Start of GIVEN ENTRIES

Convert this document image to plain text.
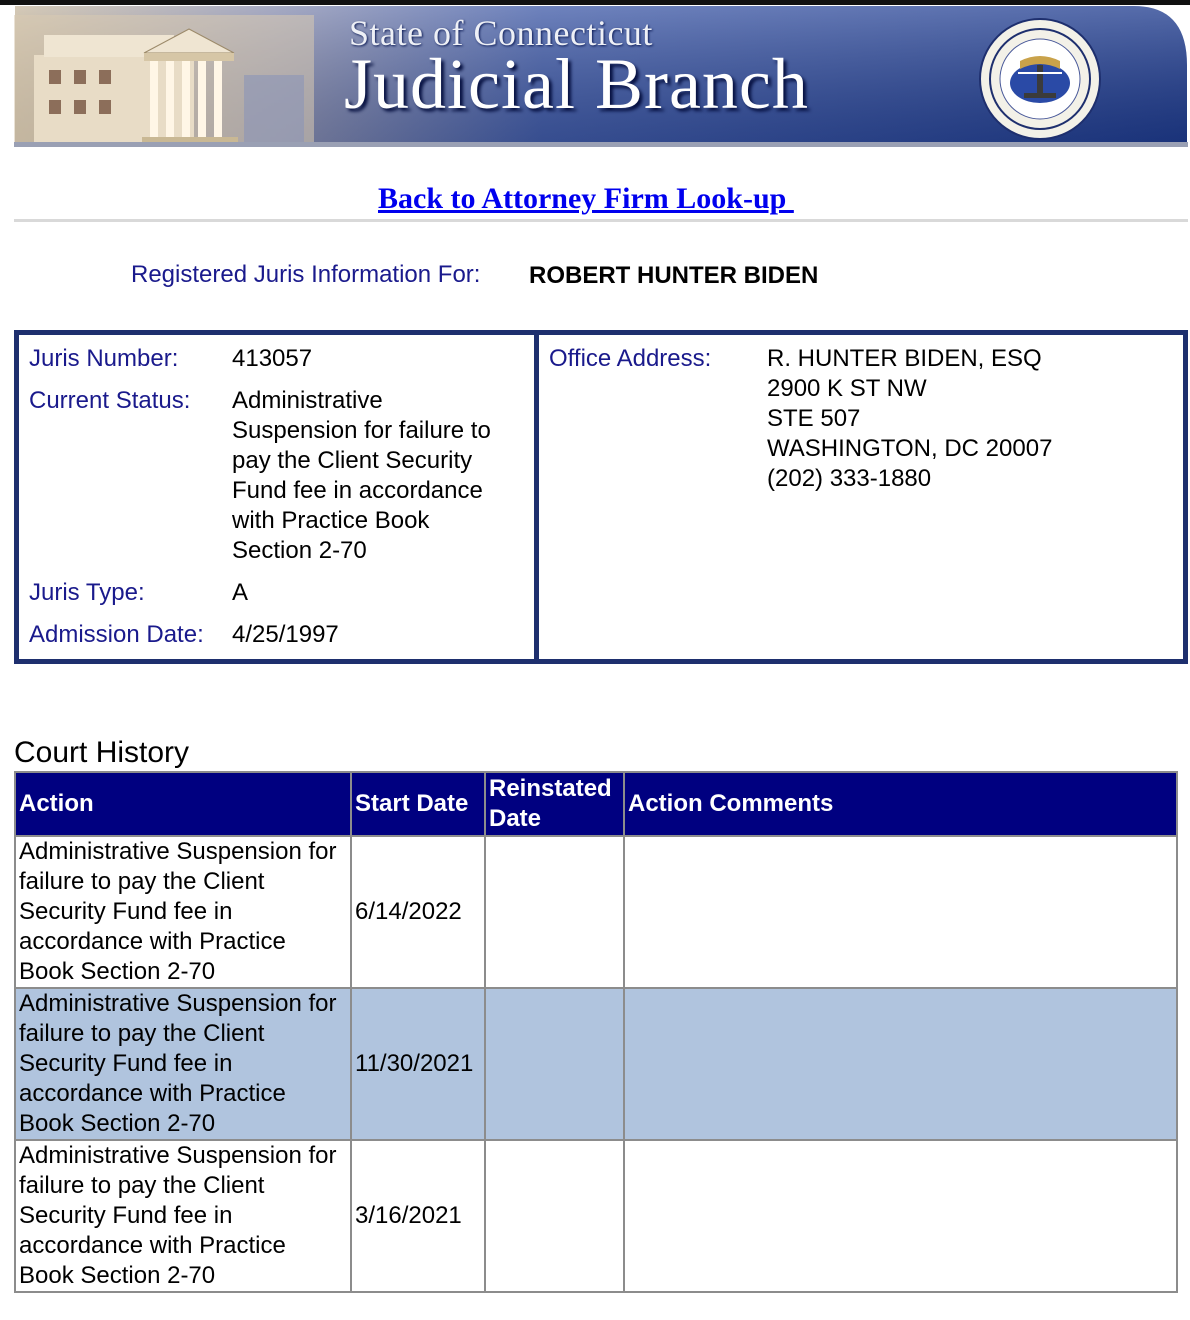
State of Connecticut
Judicial Branch
Back to Attorney Firm Look-up
Registered Juris Information For: ROBERT HUNTER BIDEN
Juris Number: 413057
Current Status: Administrative
Suspension for failure to
pay the Client Security
Fund fee in accordance
with Practice Book
Section 2-70
Juris Type:	A
Admission Date: 4/25/1997
Office Address: R. HUNTER BIDEN, ESQ
2900 K ST NW
STE 507
WASHINGTON, DC 20007
(202) 333-1880
Court History
Action	Start Date	Reinstated Date	Action Comments
Administrative Suspension for failure to pay the Client Security Fund fee in accordance with Practice Book Section 2-70	6/14/2022		
Administrative Suspension for failure to pay the Client Security Fund fee in accordance with Practice Book Section 2-70	11/30/2021		
Administrative Suspension for failure to pay the Client Security Fund fee in accordance with Practice Book Section 2-70	3/16/2021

End of GIVEN ENTRIES

Count how many lines of the data include the word "accordance". Your reply should be that number alone.

4